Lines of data
- - -
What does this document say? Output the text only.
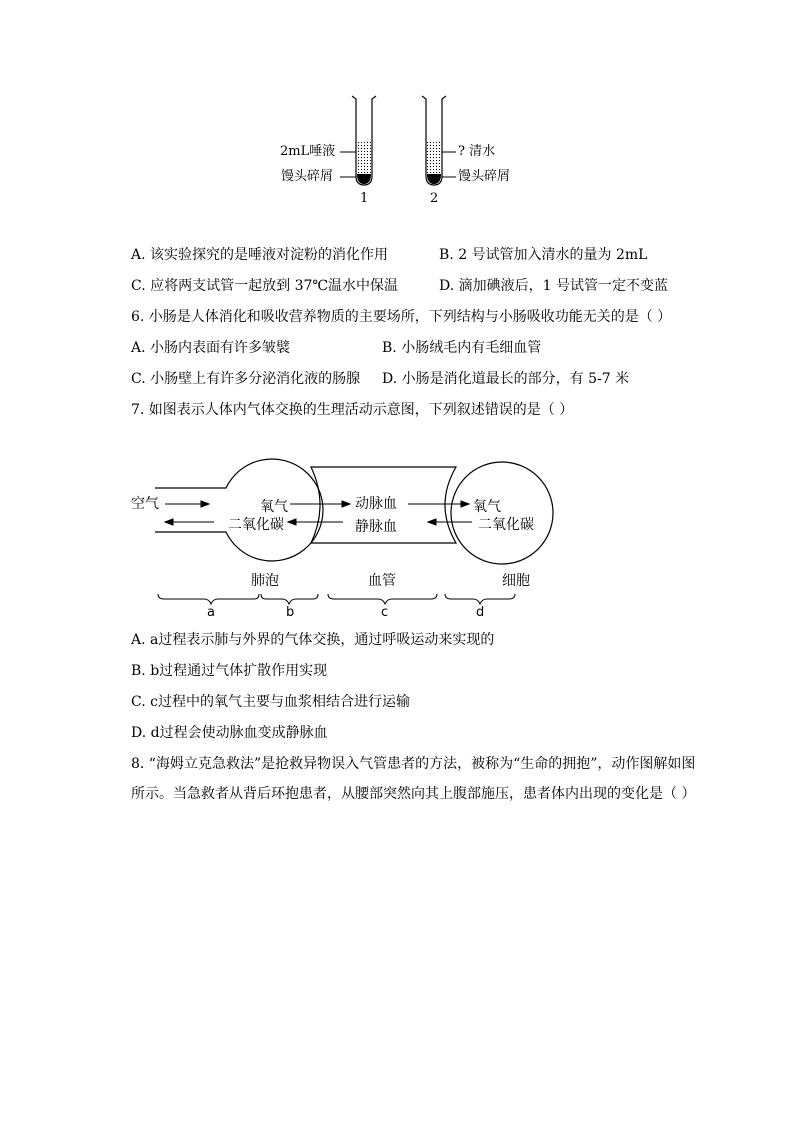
2mL唾液
馒头碎屑
? 清水
馒头碎屑
1	2
A. 该实验探究的是唾液对淀粉的消化作用	B. 2 号试管加入清水的量为 2mL
C. 应将两支试管一起放到 37℃温水中保温	D. 滴加碘液后，1 号试管一定不变蓝
6. 小肠是人体消化和吸收营养物质的主要场所，下列结构与小肠吸收功能无关的是（ ）
A. 小肠内表面有许多皱襞	B. 小肠绒毛内有毛细血管
C. 小肠壁上有许多分泌消化液的肠腺 D. 小肠是消化道最长的部分，有 5-7 米
7. 如图表示人体内气体交换的生理活动示意图，下列叙述错误的是（ ）
空气	氧气
二氧化碳
动脉血
静脉血
氧气
二氧化碳
肺泡	血管	细胞
a	b	c	d
A. a过程表示肺与外界的气体交换，通过呼吸运动来实现的
B. b过程通过气体扩散作用实现
C. c过程中的氧气主要与血浆相结合进行运输
D. d过程会使动脉血变成静脉血
8. “海姆立克急救法”是抢救异物误入气管患者的方法，被称为“生命的拥抱”，动作图解如图所示。当急救者从背后环抱患者，从腰部突然向其上腹部施压，患者体内出现的变化是（ ）
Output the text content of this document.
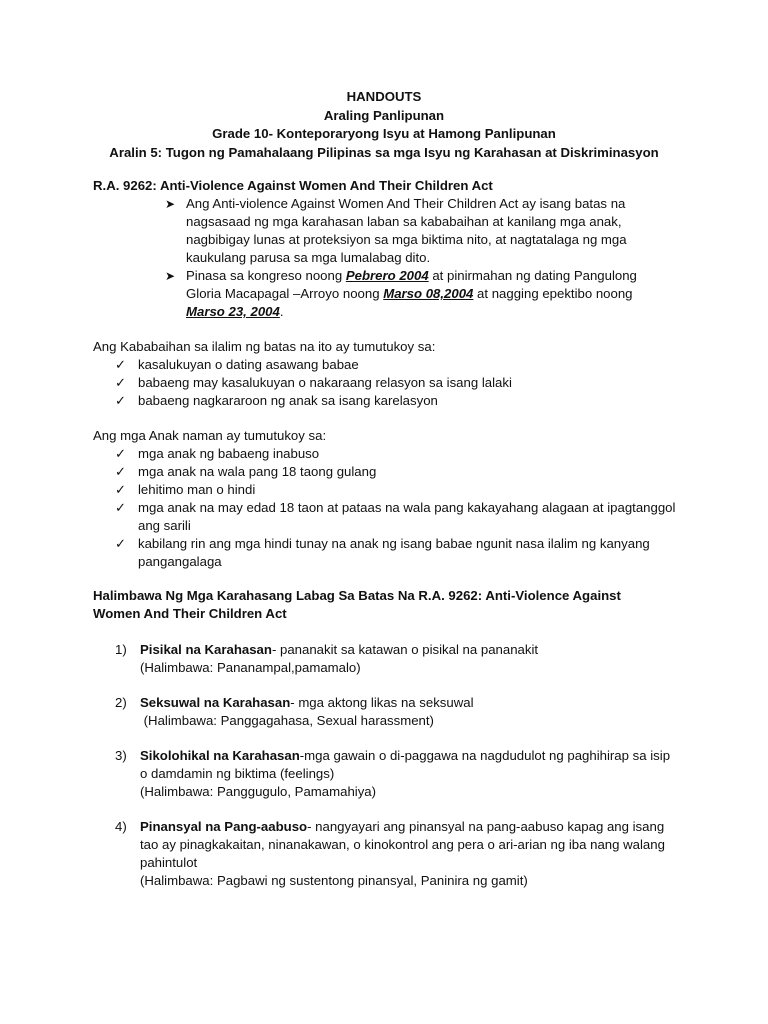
HANDOUTS
Araling Panlipunan
Grade 10- Konteporaryong Isyu at Hamong Panlipunan
Aralin 5: Tugon ng Pamahalaang Pilipinas sa mga Isyu ng Karahasan at Diskriminasyon
R.A. 9262: Anti-Violence Against Women And Their Children Act
➤ Ang Anti-violence Against Women And Their Children Act ay isang batas na nagsasaad ng mga karahasan laban sa kababaihan at kanilang mga anak, nagbibigay lunas at proteksiyon sa mga biktima nito, at nagtatalaga ng mga kaukulang parusa sa mga lumalabag dito.
➤ Pinasa sa kongreso noong Pebrero 2004 at pinirmahan ng dating Pangulong Gloria Macapagal –Arroyo noong Marso 08,2004 at nagging epektibo noong Marso 23, 2004.
Ang Kababaihan sa ilalim ng batas na ito ay tumutukoy sa:
✓ kasalukuyan o dating asawang babae
✓ babaeng may kasalukuyan o nakaraang relasyon sa isang lalaki
✓ babaeng nagkararoon ng anak sa isang karelasyon
Ang mga Anak naman ay tumutukoy sa:
✓ mga anak ng babaeng inabuso
✓ mga anak na wala pang 18 taong gulang
✓ lehitimo man o hindi
✓ mga anak na may edad 18 taon at pataas na wala pang kakayahang alagaan at ipagtanggol ang sarili
✓ kabilang rin ang mga hindi tunay na anak ng isang babae ngunit nasa ilalim ng kanyang pangangalaga
Halimbawa Ng Mga Karahasang Labag Sa Batas Na R.A. 9262: Anti-Violence Against Women And Their Children Act
1) Pisikal na Karahasan- pananakit sa katawan o pisikal na pananakit
(Halimbawa: Pananampal,pamamalo)
2) Seksuwal na Karahasan- mga aktong likas na seksuwal
(Halimbawa: Panggagahasa, Sexual harassment)
3) Sikolohikal na Karahasan-mga gawain o di-paggawa na nagdudulot ng paghihirap sa isip o damdamin ng biktima (feelings)
(Halimbawa: Panggugulo, Pamamahiya)
4) Pinansyal na Pang-aabuso- nangyayari ang pinansyal na pang-aabuso kapag ang isang tao ay pinagkakaitan, ninanakawan, o kinokontrol ang pera o ari-arian ng iba nang walang pahintulot
(Halimbawa: Pagbawi ng sustentong pinansyal, Paninira ng gamit)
- - -
# GIVEN TASK:
Retype everything in the material word for word, minus pictures.

# SOLVED EXERCISE:
What does this document say? Output the text only.
2mL唾液
馒头碎屑
? 清水
馒头碎屑
1	2
A. 该实验探究的是唾液对淀粉的消化作用	B. 2 号试管加入清水的量为 2mL
C. 应将两支试管一起放到 37℃温水中保温	D. 滴加碘液后，1 号试管一定不变蓝
6. 小肠是人体消化和吸收营养物质的主要场所，下列结构与小肠吸收功能无关的是（ ）
A. 小肠内表面有许多皱襞	B. 小肠绒毛内有毛细血管
C. 小肠壁上有许多分泌消化液的肠腺 D. 小肠是消化道最长的部分，有 5-7 米
7. 如图表示人体内气体交换的生理活动示意图，下列叙述错误的是（ ）
空气	氧气
二氧化碳
动脉血
静脉血
氧气
二氧化碳
肺泡	血管	细胞
a	b	c	d
A. a过程表示肺与外界的气体交换，通过呼吸运动来实现的
B. b过程通过气体扩散作用实现
C. c过程中的氧气主要与血浆相结合进行运输
D. d过程会使动脉血变成静脉血
8. “海姆立克急救法”是抢救异物误入气管患者的方法，被称为“生命的拥抱”，动作图解如图所示。当急救者从背后环抱患者，从腰部突然向其上腹部施压，患者体内出现的变化是（ ）
Output the text content of this document.
HANDOUTS
Araling Panlipunan
Grade 10- Konteporaryong Isyu at Hamong Panlipunan
Aralin 5: Tugon ng Pamahalaang Pilipinas sa mga Isyu ng Karahasan at Diskriminasyon
R.A. 9262: Anti-Violence Against Women And Their Children Act
➤ Ang Anti-violence Against Women And Their Children Act ay isang batas na nagsasaad ng mga karahasan laban sa kababaihan at kanilang mga anak, nagbibigay lunas at proteksiyon sa mga biktima nito, at nagtatalaga ng mga kaukulang parusa sa mga lumalabag dito.
➤ Pinasa sa kongreso noong Pebrero 2004 at pinirmahan ng dating Pangulong Gloria Macapagal –Arroyo noong Marso 08,2004 at nagging epektibo noong Marso 23, 2004.
Ang Kababaihan sa ilalim ng batas na ito ay tumutukoy sa:
✓ kasalukuyan o dating asawang babae
✓ babaeng may kasalukuyan o nakaraang relasyon sa isang lalaki
✓ babaeng nagkararoon ng anak sa isang karelasyon
Ang mga Anak naman ay tumutukoy sa:
✓ mga anak ng babaeng inabuso
✓ mga anak na wala pang 18 taong gulang
✓ lehitimo man o hindi
✓ mga anak na may edad 18 taon at pataas na wala pang kakayahang alagaan at ipagtanggol ang sarili
✓ kabilang rin ang mga hindi tunay na anak ng isang babae ngunit nasa ilalim ng kanyang pangangalaga
Halimbawa Ng Mga Karahasang Labag Sa Batas Na R.A. 9262: Anti-Violence Against Women And Their Children Act
1) Pisikal na Karahasan- pananakit sa katawan o pisikal na pananakit
(Halimbawa: Pananampal,pamamalo)
2) Seksuwal na Karahasan- mga aktong likas na seksuwal
(Halimbawa: Panggagahasa, Sexual harassment)
3) Sikolohikal na Karahasan-mga gawain o di-paggawa na nagdudulot ng paghihirap sa isip o damdamin ng biktima (feelings)
(Halimbawa: Panggugulo, Pamamahiya)
4) Pinansyal na Pang-aabuso- nangyayari ang pinansyal na pang-aabuso kapag ang isang tao ay pinagkakaitan, ninanakawan, o kinokontrol ang pera o ari-arian ng iba nang walang pahintulot
(Halimbawa: Pagbawi ng sustentong pinansyal, Paninira ng gamit)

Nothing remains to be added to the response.